▶ _Problem to solve_:
Locate every line that holds the string "Evolution" and copy it.

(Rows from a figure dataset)
-.-.-
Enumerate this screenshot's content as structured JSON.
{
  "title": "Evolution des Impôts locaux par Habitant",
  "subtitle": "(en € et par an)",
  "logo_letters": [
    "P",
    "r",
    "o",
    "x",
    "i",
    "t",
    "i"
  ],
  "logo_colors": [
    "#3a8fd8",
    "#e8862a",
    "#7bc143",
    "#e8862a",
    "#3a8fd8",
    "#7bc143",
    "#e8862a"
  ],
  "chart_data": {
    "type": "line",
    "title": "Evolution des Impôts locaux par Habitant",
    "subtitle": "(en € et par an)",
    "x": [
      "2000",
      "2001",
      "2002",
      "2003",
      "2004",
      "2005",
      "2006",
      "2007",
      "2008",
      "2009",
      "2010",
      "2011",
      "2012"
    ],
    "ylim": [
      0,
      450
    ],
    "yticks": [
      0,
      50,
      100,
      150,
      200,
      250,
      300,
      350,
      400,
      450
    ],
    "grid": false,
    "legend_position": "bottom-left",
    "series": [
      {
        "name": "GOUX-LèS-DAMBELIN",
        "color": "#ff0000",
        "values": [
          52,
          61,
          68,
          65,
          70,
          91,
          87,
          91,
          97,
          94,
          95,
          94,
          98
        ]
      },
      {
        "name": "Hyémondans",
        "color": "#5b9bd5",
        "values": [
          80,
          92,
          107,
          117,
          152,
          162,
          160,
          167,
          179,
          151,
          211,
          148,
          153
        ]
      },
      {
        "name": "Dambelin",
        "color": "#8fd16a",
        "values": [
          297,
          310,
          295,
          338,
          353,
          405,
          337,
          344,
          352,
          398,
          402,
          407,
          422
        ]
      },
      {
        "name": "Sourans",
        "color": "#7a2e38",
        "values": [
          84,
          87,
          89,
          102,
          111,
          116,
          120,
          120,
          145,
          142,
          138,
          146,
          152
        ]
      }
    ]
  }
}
-.-.-
▶ _Solution to the exercise_:
  "title": "Evolution des Impôts locaux par Habitant",
    "title": "Evolution des Impôts locaux par Habitant",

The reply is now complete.